### Aim of the exercise
Lines containing the string "odmoe" are to be counted; report only how many there are.

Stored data
▼

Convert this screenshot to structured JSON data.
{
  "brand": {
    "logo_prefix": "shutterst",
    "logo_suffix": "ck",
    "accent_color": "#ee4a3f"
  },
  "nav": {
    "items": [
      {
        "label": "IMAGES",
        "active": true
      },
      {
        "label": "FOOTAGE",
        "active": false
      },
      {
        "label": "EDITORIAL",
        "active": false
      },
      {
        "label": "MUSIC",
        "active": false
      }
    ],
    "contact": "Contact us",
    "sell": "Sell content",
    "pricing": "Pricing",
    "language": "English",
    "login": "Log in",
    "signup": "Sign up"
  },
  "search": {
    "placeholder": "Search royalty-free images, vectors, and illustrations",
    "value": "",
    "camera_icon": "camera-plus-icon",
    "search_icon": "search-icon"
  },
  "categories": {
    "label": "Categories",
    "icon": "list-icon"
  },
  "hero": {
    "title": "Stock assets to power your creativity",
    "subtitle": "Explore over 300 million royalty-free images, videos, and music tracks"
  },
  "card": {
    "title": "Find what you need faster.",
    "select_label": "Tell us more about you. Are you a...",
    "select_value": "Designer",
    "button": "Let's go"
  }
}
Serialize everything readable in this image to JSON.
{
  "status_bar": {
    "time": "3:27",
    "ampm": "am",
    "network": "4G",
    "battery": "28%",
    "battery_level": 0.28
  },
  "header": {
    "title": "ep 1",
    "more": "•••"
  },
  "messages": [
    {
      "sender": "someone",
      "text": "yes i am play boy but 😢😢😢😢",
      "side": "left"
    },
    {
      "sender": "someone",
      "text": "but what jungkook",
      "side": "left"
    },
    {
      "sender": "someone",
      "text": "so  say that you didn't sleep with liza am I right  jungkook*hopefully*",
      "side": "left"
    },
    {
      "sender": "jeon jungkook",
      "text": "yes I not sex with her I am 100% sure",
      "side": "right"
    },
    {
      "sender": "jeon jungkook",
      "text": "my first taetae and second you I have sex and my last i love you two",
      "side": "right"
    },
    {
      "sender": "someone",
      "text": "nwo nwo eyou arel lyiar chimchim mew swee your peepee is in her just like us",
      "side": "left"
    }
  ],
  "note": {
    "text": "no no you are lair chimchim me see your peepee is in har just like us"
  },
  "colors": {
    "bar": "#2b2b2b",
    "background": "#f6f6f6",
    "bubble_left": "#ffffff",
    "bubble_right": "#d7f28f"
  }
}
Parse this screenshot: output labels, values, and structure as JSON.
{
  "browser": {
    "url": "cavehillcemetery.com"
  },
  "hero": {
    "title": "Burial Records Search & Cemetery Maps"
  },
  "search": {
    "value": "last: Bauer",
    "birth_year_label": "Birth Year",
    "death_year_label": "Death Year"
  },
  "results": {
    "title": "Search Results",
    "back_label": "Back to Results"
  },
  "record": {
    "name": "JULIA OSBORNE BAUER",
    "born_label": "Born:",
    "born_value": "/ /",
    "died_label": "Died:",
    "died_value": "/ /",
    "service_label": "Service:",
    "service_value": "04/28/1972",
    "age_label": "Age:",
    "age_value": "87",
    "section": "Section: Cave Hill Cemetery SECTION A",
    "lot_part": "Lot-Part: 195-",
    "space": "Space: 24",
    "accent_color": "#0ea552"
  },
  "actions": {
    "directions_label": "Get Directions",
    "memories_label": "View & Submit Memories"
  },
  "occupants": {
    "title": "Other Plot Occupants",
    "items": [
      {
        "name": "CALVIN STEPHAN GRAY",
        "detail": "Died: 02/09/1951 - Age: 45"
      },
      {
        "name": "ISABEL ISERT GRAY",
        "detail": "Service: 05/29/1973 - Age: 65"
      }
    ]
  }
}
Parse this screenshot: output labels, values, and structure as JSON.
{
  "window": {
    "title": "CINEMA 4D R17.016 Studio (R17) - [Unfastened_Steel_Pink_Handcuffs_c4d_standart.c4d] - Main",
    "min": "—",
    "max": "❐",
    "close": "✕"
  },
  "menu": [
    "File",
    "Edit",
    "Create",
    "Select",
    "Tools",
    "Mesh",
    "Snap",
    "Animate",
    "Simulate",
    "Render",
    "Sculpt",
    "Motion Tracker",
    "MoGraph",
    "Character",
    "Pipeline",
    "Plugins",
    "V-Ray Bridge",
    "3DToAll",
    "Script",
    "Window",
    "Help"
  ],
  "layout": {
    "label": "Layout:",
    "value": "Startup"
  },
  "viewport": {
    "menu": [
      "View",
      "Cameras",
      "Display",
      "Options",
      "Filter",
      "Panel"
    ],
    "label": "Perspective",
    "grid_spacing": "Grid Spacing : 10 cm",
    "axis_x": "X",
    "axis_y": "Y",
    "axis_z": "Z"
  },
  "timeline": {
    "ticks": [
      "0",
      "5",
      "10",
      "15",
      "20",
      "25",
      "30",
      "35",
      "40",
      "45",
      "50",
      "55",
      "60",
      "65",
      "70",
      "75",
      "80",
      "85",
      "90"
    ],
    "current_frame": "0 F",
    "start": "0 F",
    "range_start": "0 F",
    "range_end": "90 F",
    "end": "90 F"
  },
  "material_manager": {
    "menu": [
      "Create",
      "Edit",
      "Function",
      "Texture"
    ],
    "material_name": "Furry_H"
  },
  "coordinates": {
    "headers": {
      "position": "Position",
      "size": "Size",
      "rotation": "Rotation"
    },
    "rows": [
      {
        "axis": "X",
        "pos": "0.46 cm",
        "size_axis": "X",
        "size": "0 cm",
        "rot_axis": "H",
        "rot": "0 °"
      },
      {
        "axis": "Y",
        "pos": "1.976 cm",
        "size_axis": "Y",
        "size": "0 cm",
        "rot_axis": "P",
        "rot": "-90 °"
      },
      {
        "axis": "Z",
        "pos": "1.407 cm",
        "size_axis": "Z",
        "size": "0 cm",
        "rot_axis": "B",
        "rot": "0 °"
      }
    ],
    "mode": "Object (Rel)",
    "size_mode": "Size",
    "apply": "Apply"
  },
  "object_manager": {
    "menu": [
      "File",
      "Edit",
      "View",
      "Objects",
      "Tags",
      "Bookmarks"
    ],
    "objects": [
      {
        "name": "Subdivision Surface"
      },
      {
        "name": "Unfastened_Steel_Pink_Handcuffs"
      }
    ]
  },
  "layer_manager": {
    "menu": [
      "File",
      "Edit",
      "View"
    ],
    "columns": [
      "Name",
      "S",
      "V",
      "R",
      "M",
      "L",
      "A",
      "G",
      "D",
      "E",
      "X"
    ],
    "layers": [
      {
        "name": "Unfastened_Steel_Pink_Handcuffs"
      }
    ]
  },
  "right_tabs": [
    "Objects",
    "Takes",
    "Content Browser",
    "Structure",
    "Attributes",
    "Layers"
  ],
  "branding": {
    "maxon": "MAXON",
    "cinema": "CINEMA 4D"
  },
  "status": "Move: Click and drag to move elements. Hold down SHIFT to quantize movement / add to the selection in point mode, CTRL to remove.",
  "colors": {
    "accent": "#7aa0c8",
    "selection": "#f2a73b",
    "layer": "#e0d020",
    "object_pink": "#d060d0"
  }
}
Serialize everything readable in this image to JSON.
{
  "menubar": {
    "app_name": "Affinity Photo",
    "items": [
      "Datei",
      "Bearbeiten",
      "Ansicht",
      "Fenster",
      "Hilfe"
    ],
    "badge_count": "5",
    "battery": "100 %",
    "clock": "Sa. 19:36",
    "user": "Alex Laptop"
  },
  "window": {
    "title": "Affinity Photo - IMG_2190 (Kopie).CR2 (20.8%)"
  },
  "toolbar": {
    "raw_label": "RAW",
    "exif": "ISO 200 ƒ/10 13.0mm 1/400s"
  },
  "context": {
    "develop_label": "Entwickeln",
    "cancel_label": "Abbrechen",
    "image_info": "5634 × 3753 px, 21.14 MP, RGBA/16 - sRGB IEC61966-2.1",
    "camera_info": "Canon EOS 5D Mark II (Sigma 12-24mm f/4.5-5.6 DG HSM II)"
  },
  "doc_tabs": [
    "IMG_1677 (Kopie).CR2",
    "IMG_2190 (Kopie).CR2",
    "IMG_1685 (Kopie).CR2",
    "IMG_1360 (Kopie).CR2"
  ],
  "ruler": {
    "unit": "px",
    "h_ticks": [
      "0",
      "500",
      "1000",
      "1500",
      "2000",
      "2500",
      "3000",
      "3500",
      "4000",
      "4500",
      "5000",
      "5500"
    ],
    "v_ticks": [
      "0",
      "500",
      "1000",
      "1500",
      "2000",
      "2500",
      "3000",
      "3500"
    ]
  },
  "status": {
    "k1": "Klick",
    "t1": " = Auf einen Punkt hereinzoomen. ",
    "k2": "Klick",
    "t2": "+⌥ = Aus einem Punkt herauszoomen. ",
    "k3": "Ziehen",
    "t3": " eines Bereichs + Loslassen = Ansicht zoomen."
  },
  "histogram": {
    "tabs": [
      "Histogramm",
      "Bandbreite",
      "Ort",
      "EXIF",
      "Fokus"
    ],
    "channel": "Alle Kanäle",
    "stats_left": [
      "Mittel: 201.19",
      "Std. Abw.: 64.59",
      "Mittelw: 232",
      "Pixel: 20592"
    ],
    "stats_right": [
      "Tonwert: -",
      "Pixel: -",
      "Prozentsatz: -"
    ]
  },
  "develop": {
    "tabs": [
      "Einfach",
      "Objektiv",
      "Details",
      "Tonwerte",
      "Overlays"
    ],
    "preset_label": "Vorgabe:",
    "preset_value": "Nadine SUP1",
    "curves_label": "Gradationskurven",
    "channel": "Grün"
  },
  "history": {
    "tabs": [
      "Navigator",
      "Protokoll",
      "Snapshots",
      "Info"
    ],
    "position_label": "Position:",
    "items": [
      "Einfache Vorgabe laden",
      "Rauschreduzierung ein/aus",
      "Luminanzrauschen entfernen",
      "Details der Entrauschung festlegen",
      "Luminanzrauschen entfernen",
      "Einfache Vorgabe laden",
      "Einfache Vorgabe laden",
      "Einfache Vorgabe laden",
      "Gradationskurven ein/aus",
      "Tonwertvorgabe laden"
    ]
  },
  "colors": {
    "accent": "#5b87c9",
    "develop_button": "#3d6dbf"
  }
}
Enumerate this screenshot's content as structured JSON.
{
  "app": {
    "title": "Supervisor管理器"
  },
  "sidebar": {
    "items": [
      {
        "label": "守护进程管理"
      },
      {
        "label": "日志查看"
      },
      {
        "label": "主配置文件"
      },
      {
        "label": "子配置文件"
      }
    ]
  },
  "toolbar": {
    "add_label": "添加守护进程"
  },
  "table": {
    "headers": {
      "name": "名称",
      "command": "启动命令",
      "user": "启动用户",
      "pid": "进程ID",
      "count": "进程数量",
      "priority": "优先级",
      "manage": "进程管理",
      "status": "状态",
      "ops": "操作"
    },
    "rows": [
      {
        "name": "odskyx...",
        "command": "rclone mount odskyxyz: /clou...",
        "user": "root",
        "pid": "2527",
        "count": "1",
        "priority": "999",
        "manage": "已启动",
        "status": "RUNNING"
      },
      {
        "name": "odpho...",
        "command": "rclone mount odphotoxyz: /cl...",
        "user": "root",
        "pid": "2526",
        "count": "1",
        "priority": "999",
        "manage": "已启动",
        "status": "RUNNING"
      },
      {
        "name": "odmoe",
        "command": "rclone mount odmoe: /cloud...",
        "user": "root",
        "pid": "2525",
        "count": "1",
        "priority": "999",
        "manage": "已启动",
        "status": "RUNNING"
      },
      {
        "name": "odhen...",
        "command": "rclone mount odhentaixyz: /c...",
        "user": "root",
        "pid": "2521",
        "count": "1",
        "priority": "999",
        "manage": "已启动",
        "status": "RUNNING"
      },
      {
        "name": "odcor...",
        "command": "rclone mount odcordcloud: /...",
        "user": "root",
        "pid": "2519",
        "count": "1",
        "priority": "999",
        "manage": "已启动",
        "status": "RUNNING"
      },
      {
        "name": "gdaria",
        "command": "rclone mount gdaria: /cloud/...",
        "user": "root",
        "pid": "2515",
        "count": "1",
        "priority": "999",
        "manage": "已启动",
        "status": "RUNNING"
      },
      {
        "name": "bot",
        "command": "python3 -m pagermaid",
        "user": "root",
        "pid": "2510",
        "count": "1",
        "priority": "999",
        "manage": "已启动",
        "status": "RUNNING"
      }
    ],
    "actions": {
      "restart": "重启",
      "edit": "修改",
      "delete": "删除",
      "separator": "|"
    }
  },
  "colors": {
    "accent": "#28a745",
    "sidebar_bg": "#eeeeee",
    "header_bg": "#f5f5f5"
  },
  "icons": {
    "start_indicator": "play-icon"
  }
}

▲

### Correct result
2